Locate every line that holds the string "document" and copy it.
== RECORDS FOR THIS TASK
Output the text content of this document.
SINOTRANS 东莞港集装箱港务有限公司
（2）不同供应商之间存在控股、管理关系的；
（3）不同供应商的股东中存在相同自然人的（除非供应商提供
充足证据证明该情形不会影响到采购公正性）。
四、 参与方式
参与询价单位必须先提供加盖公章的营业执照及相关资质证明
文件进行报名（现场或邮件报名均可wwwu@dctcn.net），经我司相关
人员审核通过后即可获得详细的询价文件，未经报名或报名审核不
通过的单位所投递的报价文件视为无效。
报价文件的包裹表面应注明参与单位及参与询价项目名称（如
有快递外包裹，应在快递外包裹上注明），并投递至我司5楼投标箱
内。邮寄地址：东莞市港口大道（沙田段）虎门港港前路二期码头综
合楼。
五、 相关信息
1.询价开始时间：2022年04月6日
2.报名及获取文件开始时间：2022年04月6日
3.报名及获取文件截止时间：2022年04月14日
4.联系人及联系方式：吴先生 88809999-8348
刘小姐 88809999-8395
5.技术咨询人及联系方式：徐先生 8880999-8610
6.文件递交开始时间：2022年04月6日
====
== RECORDS FOR THIS TASK
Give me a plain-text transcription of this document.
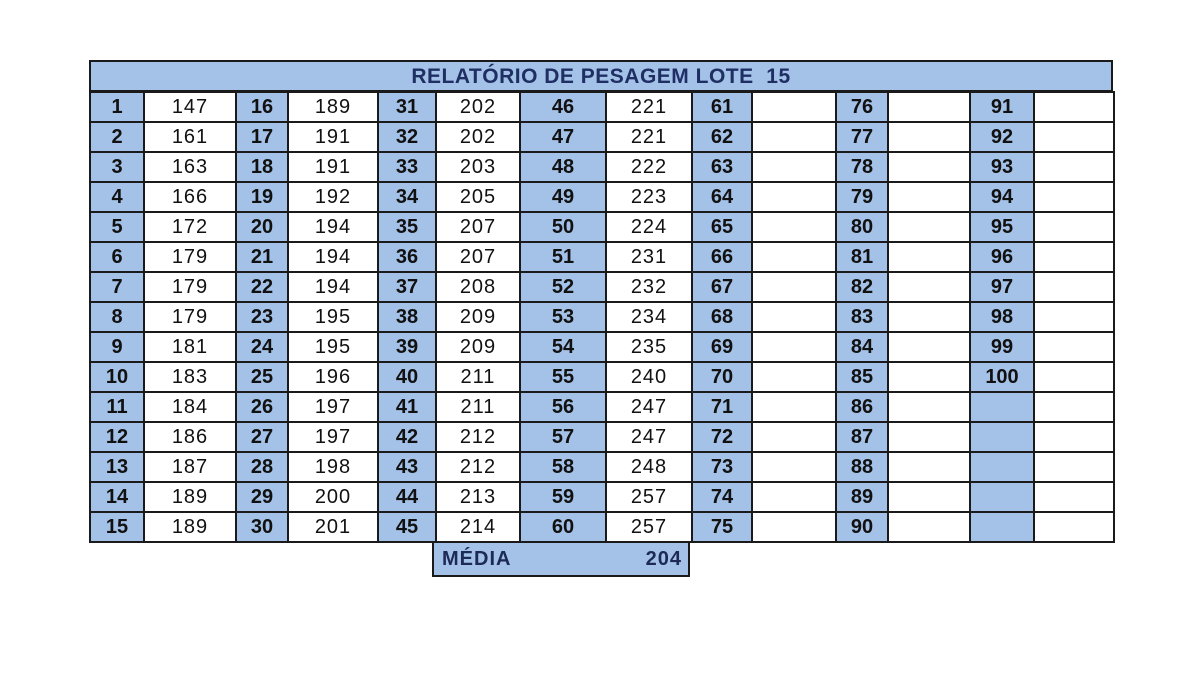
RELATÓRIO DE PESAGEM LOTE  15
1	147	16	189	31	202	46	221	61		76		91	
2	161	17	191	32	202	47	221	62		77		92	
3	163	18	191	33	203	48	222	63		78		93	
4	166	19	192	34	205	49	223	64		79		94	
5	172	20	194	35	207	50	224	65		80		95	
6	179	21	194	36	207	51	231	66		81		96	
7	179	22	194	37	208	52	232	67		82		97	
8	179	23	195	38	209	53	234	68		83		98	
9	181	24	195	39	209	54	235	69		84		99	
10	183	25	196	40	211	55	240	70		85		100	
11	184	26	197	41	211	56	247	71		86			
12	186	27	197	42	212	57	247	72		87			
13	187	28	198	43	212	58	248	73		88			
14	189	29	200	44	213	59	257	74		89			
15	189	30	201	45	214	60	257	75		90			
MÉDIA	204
====
=== WORKED SOLUTION ===
Output the text content of this document.
Give me a plain-text transcription of this document.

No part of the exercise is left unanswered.